_Directions_
Restate each line word for word. Leave out every picture.

-- Exercise data start --

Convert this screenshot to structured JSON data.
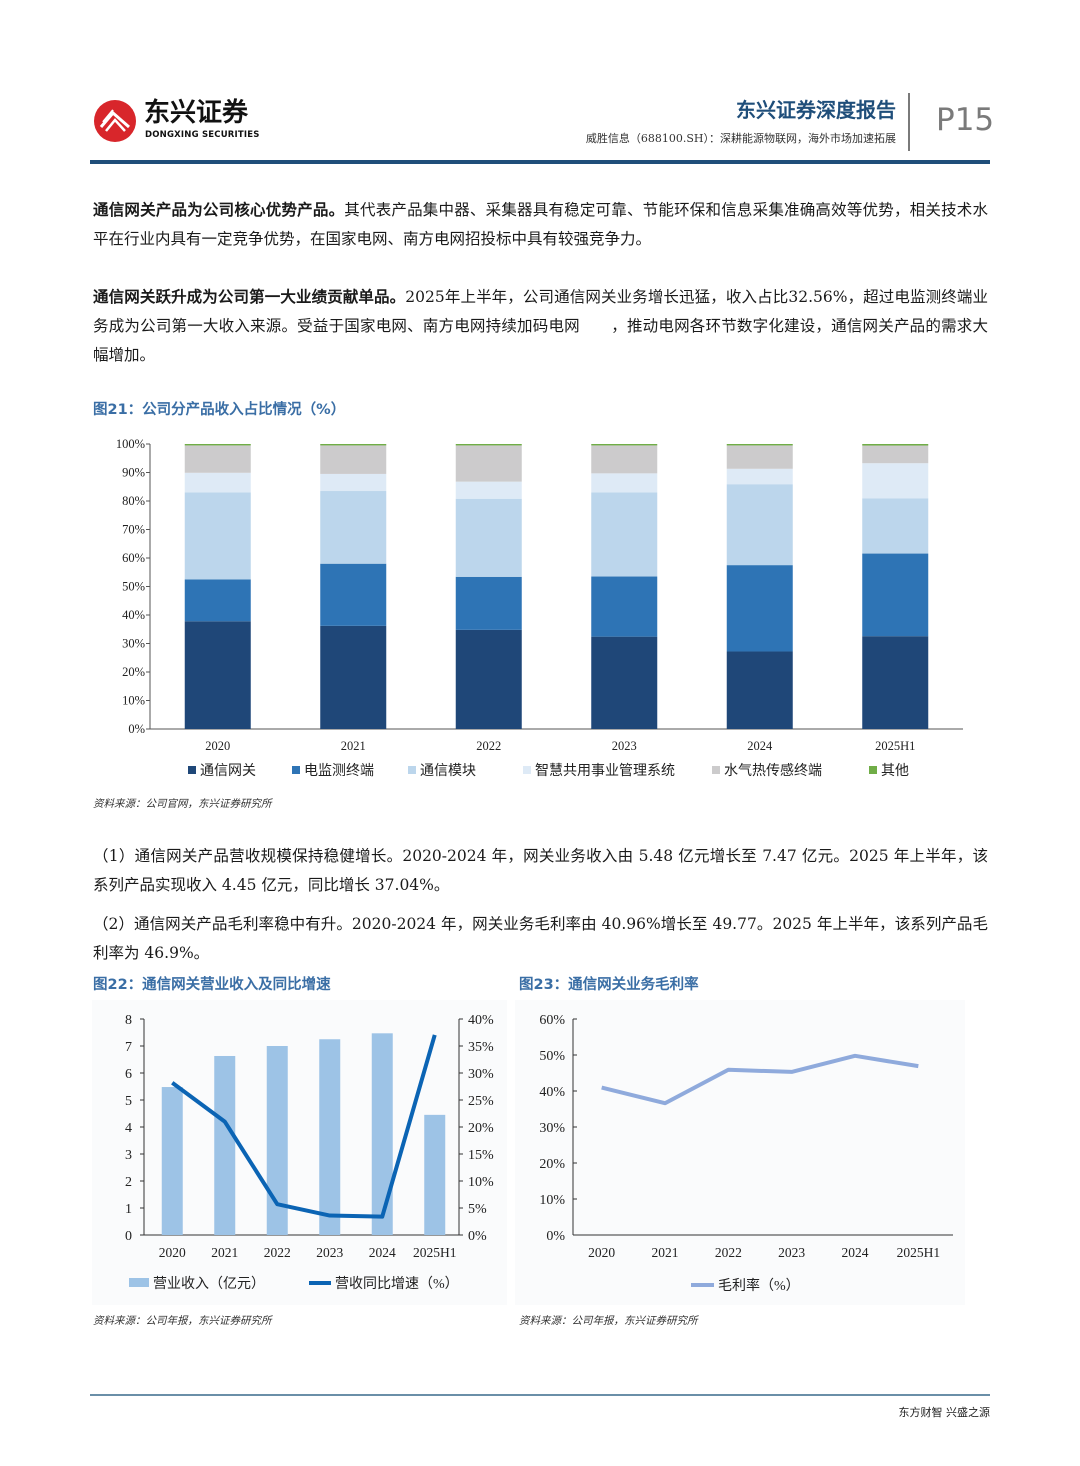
{
  "header": {
    "logo_cn": "东兴证券",
    "logo_en": "DONGXING SECURITIES",
    "report_title": "东兴证券深度报告",
    "report_subtitle": "威胜信息（688100.SH）：深耕能源物联网，海外市场加速拓展",
    "page_number": "P15"
  },
  "paragraphs": [
    {
      "bold": "通信网关产品为公司核心优势产品。",
      "text": "其代表产品集中器、采集器具有稳定可靠、节能环保和信息采集准确高效等优势，相关技术水平在行业内具有一定竞争优势，在国家电网、南方电网招投标中具有较强竞争力。"
    },
    {
      "bold": "通信网关跃升成为公司第一大业绩贡献单品。",
      "text": "2025年上半年，公司通信网关业务增长迅猛，收入占比32.56%，超过电监测终端业务成为公司第一大收入来源。受益于国家电网、南方电网持续加码电网　　，推动电网各环节数字化建设，通信网关产品的需求大幅增加。"
    },
    {
      "bold": "",
      "text": "（1）通信网关产品营收规模保持稳健增长。2020-2024 年，网关业务收入由 5.48 亿元增长至 7.47 亿元。2025 年上半年，该系列产品实现收入 4.45 亿元，同比增长 37.04%。"
    },
    {
      "bold": "",
      "text": "（2）通信网关产品毛利率稳中有升。2020-2024 年，网关业务毛利率由 40.96%增长至 49.77。2025 年上半年，该系列产品毛利率为 46.9%。"
    }
  ],
  "figures": {
    "fig21": {
      "title": "图21：公司分产品收入占比情况（%）",
      "source": "资料来源：公司官网，东兴证券研究所"
    },
    "fig22": {
      "title": "图22：通信网关营业收入及同比增速",
      "source": "资料来源：公司年报，东兴证券研究所"
    },
    "fig23": {
      "title": "图23：通信网关业务毛利率",
      "source": "资料来源：公司年报，东兴证券研究所"
    }
  },
  "footer": {
    "slogan": "东方财智 兴盛之源"
  },
  "colors": {
    "brand_blue": "#1f4e7a",
    "fig_title_blue": "#3a6ea5",
    "logo_red": "#d8262b"
  },
  "chart_data": [
    {
      "id": "fig21",
      "type": "bar",
      "stacked": true,
      "title": "图21：公司分产品收入占比情况（%）",
      "categories": [
        "2020",
        "2021",
        "2022",
        "2023",
        "2024",
        "2025H1"
      ],
      "ylim": [
        0,
        100
      ],
      "yticks": [
        "0%",
        "10%",
        "20%",
        "30%",
        "40%",
        "50%",
        "60%",
        "70%",
        "80%",
        "90%",
        "100%"
      ],
      "legend_position": "bottom",
      "series": [
        {
          "name": "通信网关",
          "color": "#1f4778",
          "values": [
            37.8,
            36.2,
            34.8,
            32.4,
            27.2,
            32.56
          ]
        },
        {
          "name": "电监测终端",
          "color": "#2e74b5",
          "values": [
            14.7,
            21.8,
            18.6,
            21.1,
            30.3,
            29.0
          ]
        },
        {
          "name": "通信模块",
          "color": "#bcd6ec",
          "values": [
            30.5,
            25.5,
            27.4,
            29.5,
            28.4,
            19.4
          ]
        },
        {
          "name": "智慧共用事业管理系统",
          "color": "#deeaf6",
          "values": [
            6.9,
            6.0,
            6.0,
            6.7,
            5.4,
            12.3
          ]
        },
        {
          "name": "水气热传感终端",
          "color": "#cccbcc",
          "values": [
            9.6,
            10.0,
            12.7,
            9.8,
            8.2,
            6.2
          ]
        },
        {
          "name": "其他",
          "color": "#70ad47",
          "values": [
            0.5,
            0.5,
            0.5,
            0.5,
            0.5,
            0.54
          ]
        }
      ]
    },
    {
      "id": "fig22",
      "type": "bar",
      "title": "图22：通信网关营业收入及同比增速",
      "categories": [
        "2020",
        "2021",
        "2022",
        "2023",
        "2024",
        "2025H1"
      ],
      "ylim": [
        0,
        8
      ],
      "yticks": [
        "0",
        "1",
        "2",
        "3",
        "4",
        "5",
        "6",
        "7",
        "8"
      ],
      "y2lim": [
        0,
        40
      ],
      "y2ticks": [
        "0%",
        "5%",
        "10%",
        "15%",
        "20%",
        "25%",
        "30%",
        "35%",
        "40%"
      ],
      "legend_position": "bottom",
      "series": [
        {
          "name": "营业收入（亿元）",
          "type": "bar",
          "axis": "left",
          "color": "#9dc3e6",
          "values": [
            5.48,
            6.63,
            7.0,
            7.25,
            7.47,
            4.45
          ]
        },
        {
          "name": "营收同比增速（%）",
          "type": "line",
          "axis": "right",
          "color": "#0b64b4",
          "values": [
            28.2,
            21.0,
            5.7,
            3.6,
            3.4,
            37.04
          ]
        }
      ]
    },
    {
      "id": "fig23",
      "type": "line",
      "title": "图23：通信网关业务毛利率",
      "categories": [
        "2020",
        "2021",
        "2022",
        "2023",
        "2024",
        "2025H1"
      ],
      "ylim": [
        0,
        60
      ],
      "yticks": [
        "0%",
        "10%",
        "20%",
        "30%",
        "40%",
        "50%",
        "60%"
      ],
      "legend_position": "bottom",
      "series": [
        {
          "name": "毛利率（%）",
          "color": "#8faadc",
          "values": [
            40.96,
            36.6,
            45.9,
            45.3,
            49.77,
            46.9
          ]
        }
      ]
    }
  ]
}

-- Exercise data end --

_Expected answer_
Convert this screenshot to structured JSON data.
{
  "header": {
    "logo_cn": "东兴证券",
    "logo_en": "DONGXING SECURITIES",
    "report_title": "东兴证券深度报告",
    "report_subtitle": "威胜信息（688100.SH）：深耕能源物联网，海外市场加速拓展",
    "page_number": "P15"
  },
  "paragraphs": [
    {
      "bold": "通信网关产品为公司核心优势产品。",
      "text": "其代表产品集中器、采集器具有稳定可靠、节能环保和信息采集准确高效等优势，相关技术水平在行业内具有一定竞争优势，在国家电网、南方电网招投标中具有较强竞争力。"
    },
    {
      "bold": "通信网关跃升成为公司第一大业绩贡献单品。",
      "text": "2025年上半年，公司通信网关业务增长迅猛，收入占比32.56%，超过电监测终端业务成为公司第一大收入来源。受益于国家电网、南方电网持续加码电网　　，推动电网各环节数字化建设，通信网关产品的需求大幅增加。"
    },
    {
      "bold": "",
      "text": "（1）通信网关产品营收规模保持稳健增长。2020-2024 年，网关业务收入由 5.48 亿元增长至 7.47 亿元。2025 年上半年，该系列产品实现收入 4.45 亿元，同比增长 37.04%。"
    },
    {
      "bold": "",
      "text": "（2）通信网关产品毛利率稳中有升。2020-2024 年，网关业务毛利率由 40.96%增长至 49.77。2025 年上半年，该系列产品毛利率为 46.9%。"
    }
  ],
  "figures": {
    "fig21": {
      "title": "图21：公司分产品收入占比情况（%）",
      "source": "资料来源：公司官网，东兴证券研究所"
    },
    "fig22": {
      "title": "图22：通信网关营业收入及同比增速",
      "source": "资料来源：公司年报，东兴证券研究所"
    },
    "fig23": {
      "title": "图23：通信网关业务毛利率",
      "source": "资料来源：公司年报，东兴证券研究所"
    }
  },
  "footer": {
    "slogan": "东方财智 兴盛之源"
  },
  "colors": {
    "brand_blue": "#1f4e7a",
    "fig_title_blue": "#3a6ea5",
    "logo_red": "#d8262b"
  },
  "chart_data": [
    {
      "id": "fig21",
      "type": "bar",
      "stacked": true,
      "title": "图21：公司分产品收入占比情况（%）",
      "categories": [
        "2020",
        "2021",
        "2022",
        "2023",
        "2024",
        "2025H1"
      ],
      "ylim": [
        0,
        100
      ],
      "yticks": [
        "0%",
        "10%",
        "20%",
        "30%",
        "40%",
        "50%",
        "60%",
        "70%",
        "80%",
        "90%",
        "100%"
      ],
      "legend_position": "bottom",
      "series": [
        {
          "name": "通信网关",
          "color": "#1f4778",
          "values": [
            37.8,
            36.2,
            34.8,
            32.4,
            27.2,
            32.56
          ]
        },
        {
          "name": "电监测终端",
          "color": "#2e74b5",
          "values": [
            14.7,
            21.8,
            18.6,
            21.1,
            30.3,
            29.0
          ]
        },
        {
          "name": "通信模块",
          "color": "#bcd6ec",
          "values": [
            30.5,
            25.5,
            27.4,
            29.5,
            28.4,
            19.4
          ]
        },
        {
          "name": "智慧共用事业管理系统",
          "color": "#deeaf6",
          "values": [
            6.9,
            6.0,
            6.0,
            6.7,
            5.4,
            12.3
          ]
        },
        {
          "name": "水气热传感终端",
          "color": "#cccbcc",
          "values": [
            9.6,
            10.0,
            12.7,
            9.8,
            8.2,
            6.2
          ]
        },
        {
          "name": "其他",
          "color": "#70ad47",
          "values": [
            0.5,
            0.5,
            0.5,
            0.5,
            0.5,
            0.54
          ]
        }
      ]
    },
    {
      "id": "fig22",
      "type": "bar",
      "title": "图22：通信网关营业收入及同比增速",
      "categories": [
        "2020",
        "2021",
        "2022",
        "2023",
        "2024",
        "2025H1"
      ],
      "ylim": [
        0,
        8
      ],
      "yticks": [
        "0",
        "1",
        "2",
        "3",
        "4",
        "5",
        "6",
        "7",
        "8"
      ],
      "y2lim": [
        0,
        40
      ],
      "y2ticks": [
        "0%",
        "5%",
        "10%",
        "15%",
        "20%",
        "25%",
        "30%",
        "35%",
        "40%"
      ],
      "legend_position": "bottom",
      "series": [
        {
          "name": "营业收入（亿元）",
          "type": "bar",
          "axis": "left",
          "color": "#9dc3e6",
          "values": [
            5.48,
            6.63,
            7.0,
            7.25,
            7.47,
            4.45
          ]
        },
        {
          "name": "营收同比增速（%）",
          "type": "line",
          "axis": "right",
          "color": "#0b64b4",
          "values": [
            28.2,
            21.0,
            5.7,
            3.6,
            3.4,
            37.04
          ]
        }
      ]
    },
    {
      "id": "fig23",
      "type": "line",
      "title": "图23：通信网关业务毛利率",
      "categories": [
        "2020",
        "2021",
        "2022",
        "2023",
        "2024",
        "2025H1"
      ],
      "ylim": [
        0,
        60
      ],
      "yticks": [
        "0%",
        "10%",
        "20%",
        "30%",
        "40%",
        "50%",
        "60%"
      ],
      "legend_position": "bottom",
      "series": [
        {
          "name": "毛利率（%）",
          "color": "#8faadc",
          "values": [
            40.96,
            36.6,
            45.9,
            45.3,
            49.77,
            46.9
          ]
        }
      ]
    }
  ]
}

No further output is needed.